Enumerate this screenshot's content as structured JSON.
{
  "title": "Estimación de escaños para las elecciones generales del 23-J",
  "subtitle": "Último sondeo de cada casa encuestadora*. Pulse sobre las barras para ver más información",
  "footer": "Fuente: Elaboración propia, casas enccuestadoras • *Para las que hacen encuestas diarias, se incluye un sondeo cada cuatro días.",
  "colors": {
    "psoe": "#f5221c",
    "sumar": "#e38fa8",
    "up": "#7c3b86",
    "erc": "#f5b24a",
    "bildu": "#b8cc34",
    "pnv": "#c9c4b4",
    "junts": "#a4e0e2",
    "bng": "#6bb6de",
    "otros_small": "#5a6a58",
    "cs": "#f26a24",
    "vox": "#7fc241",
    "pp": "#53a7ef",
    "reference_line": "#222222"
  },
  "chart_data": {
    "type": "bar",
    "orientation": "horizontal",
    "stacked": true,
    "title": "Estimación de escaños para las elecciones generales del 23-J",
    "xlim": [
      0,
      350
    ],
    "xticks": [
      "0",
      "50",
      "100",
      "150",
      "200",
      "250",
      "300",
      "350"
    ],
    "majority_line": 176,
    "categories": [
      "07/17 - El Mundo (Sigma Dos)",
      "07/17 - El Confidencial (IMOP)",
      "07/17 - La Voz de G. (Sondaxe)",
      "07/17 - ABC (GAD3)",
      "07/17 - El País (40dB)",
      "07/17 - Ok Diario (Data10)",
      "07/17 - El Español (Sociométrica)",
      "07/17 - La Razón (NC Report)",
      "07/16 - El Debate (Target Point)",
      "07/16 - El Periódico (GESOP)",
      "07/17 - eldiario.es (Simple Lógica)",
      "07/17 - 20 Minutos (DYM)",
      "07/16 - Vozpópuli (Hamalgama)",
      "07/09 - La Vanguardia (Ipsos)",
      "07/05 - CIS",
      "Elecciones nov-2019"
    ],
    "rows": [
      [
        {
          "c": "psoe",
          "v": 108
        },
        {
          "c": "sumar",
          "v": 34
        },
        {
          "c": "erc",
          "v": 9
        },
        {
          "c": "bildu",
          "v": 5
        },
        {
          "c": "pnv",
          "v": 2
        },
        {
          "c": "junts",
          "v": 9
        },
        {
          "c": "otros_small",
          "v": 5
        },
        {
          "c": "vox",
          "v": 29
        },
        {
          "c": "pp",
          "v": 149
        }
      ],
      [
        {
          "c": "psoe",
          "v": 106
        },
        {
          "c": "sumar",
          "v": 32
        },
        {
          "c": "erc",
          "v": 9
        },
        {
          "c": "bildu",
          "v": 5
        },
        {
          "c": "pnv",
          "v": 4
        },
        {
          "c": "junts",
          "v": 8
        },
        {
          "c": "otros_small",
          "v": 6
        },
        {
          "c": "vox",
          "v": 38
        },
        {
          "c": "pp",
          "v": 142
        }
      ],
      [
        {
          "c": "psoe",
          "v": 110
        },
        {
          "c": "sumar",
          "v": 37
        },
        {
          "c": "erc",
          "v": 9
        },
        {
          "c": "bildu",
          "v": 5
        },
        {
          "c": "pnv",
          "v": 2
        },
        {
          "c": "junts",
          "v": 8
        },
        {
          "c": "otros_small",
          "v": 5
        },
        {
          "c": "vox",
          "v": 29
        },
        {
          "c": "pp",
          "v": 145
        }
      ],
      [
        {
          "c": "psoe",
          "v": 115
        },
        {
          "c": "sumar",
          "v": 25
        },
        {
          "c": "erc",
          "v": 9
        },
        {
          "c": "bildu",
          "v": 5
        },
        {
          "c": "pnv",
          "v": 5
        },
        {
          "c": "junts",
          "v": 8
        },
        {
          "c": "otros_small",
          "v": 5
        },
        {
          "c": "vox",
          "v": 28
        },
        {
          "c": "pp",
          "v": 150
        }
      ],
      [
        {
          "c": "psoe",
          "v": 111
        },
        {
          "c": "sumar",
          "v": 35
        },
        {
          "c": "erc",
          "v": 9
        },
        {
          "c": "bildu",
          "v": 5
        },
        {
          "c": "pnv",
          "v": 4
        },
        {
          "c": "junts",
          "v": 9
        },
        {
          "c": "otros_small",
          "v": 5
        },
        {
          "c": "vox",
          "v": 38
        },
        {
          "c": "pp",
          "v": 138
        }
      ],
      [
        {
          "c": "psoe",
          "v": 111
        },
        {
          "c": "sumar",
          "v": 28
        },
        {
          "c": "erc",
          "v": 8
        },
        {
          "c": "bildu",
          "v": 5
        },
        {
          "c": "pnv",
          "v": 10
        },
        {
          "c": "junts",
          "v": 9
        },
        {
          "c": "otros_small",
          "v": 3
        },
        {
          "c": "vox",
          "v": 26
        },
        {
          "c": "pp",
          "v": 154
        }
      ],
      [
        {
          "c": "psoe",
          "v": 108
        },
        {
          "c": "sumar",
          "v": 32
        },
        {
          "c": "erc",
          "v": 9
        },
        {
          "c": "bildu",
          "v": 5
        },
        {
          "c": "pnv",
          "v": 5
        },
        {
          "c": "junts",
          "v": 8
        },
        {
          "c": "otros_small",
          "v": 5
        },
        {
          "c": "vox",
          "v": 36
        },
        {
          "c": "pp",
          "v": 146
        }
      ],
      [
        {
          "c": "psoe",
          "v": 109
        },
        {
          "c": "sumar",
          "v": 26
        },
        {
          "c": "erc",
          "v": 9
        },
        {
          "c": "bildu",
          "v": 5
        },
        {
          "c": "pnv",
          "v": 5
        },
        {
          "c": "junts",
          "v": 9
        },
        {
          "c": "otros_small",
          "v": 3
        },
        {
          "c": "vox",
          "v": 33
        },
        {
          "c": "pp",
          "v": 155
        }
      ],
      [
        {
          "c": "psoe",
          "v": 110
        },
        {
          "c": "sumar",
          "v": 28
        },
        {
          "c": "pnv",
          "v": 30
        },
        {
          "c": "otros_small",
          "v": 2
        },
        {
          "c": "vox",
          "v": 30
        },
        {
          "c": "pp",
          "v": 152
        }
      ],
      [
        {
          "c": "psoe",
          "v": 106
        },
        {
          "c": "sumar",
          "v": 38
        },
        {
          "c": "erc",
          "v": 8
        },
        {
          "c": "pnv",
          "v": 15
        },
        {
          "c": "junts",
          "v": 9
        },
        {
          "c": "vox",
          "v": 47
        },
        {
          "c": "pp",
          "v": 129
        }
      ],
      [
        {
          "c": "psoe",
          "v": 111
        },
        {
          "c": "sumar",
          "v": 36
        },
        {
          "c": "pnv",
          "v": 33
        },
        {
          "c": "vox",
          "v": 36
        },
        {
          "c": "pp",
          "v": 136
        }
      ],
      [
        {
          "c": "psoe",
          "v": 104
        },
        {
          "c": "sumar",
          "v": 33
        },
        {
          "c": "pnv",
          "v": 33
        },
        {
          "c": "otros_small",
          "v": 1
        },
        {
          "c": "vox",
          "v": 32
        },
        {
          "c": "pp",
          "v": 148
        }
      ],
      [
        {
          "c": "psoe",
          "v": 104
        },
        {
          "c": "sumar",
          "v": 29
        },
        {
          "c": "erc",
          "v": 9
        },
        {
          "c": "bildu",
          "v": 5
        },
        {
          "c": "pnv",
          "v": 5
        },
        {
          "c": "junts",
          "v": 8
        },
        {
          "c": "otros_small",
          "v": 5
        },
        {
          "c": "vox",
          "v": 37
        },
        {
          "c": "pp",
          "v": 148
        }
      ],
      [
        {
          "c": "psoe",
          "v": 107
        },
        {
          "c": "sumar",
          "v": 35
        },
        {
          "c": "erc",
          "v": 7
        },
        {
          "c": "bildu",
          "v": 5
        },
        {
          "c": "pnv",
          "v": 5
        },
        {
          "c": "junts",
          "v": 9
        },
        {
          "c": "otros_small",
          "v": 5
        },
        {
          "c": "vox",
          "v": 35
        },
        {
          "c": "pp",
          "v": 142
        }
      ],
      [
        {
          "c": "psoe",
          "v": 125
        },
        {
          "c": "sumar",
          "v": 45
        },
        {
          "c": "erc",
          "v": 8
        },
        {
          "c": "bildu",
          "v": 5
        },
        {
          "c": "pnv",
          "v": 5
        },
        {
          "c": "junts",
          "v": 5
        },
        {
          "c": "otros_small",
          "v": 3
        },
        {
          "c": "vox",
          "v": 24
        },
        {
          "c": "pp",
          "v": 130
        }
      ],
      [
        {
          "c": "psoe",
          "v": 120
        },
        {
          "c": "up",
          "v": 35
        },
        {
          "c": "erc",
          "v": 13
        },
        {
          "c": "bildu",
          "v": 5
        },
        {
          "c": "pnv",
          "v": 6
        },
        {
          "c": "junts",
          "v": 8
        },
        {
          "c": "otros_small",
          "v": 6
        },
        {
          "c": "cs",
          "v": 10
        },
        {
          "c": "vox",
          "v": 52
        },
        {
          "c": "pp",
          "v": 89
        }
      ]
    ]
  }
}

> **PROBLEM TO SOLVE**
All lines above with "escaños" in them should be returned.

> **SOLUTION TO THIS TASK**
  "title": "Estimación de escaños para las elecciones generales del 23-J",
    "title": "Estimación de escaños para las elecciones generales del 23-J",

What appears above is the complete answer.